[Collected data entries]
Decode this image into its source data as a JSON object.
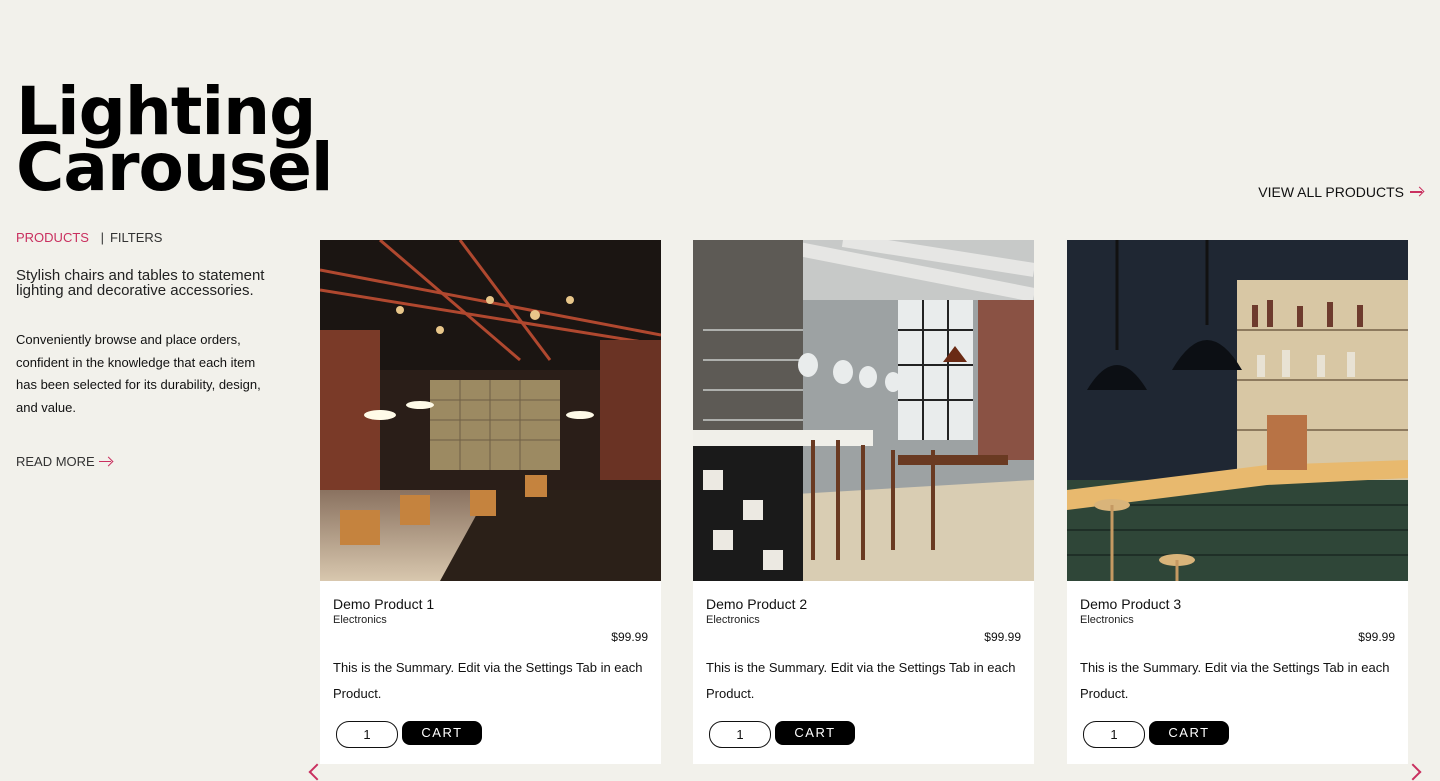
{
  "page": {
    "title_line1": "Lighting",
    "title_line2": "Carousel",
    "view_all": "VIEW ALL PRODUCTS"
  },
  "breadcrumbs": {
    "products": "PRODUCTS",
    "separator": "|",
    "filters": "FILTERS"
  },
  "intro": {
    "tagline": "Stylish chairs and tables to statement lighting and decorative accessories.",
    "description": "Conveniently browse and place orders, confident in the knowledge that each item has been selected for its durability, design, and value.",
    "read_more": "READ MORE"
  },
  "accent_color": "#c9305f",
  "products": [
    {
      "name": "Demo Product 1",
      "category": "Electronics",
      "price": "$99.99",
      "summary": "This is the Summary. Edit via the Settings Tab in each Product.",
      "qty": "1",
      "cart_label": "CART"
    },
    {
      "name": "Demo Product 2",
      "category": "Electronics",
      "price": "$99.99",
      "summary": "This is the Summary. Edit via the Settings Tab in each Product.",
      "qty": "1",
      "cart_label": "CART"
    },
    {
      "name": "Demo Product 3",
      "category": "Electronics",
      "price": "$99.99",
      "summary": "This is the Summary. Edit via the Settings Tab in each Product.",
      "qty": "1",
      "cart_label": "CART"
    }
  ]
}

Task instructions: Each entry should be repeated exactly as it appears; the pictures stay out.

Task response:
Decode this image into its source data as a JSON object.
{
  "page": {
    "title_line1": "Lighting",
    "title_line2": "Carousel",
    "view_all": "VIEW ALL PRODUCTS"
  },
  "breadcrumbs": {
    "products": "PRODUCTS",
    "separator": "|",
    "filters": "FILTERS"
  },
  "intro": {
    "tagline": "Stylish chairs and tables to statement lighting and decorative accessories.",
    "description": "Conveniently browse and place orders, confident in the knowledge that each item has been selected for its durability, design, and value.",
    "read_more": "READ MORE"
  },
  "accent_color": "#c9305f",
  "products": [
    {
      "name": "Demo Product 1",
      "category": "Electronics",
      "price": "$99.99",
      "summary": "This is the Summary. Edit via the Settings Tab in each Product.",
      "qty": "1",
      "cart_label": "CART"
    },
    {
      "name": "Demo Product 2",
      "category": "Electronics",
      "price": "$99.99",
      "summary": "This is the Summary. Edit via the Settings Tab in each Product.",
      "qty": "1",
      "cart_label": "CART"
    },
    {
      "name": "Demo Product 3",
      "category": "Electronics",
      "price": "$99.99",
      "summary": "This is the Summary. Edit via the Settings Tab in each Product.",
      "qty": "1",
      "cart_label": "CART"
    }
  ]
}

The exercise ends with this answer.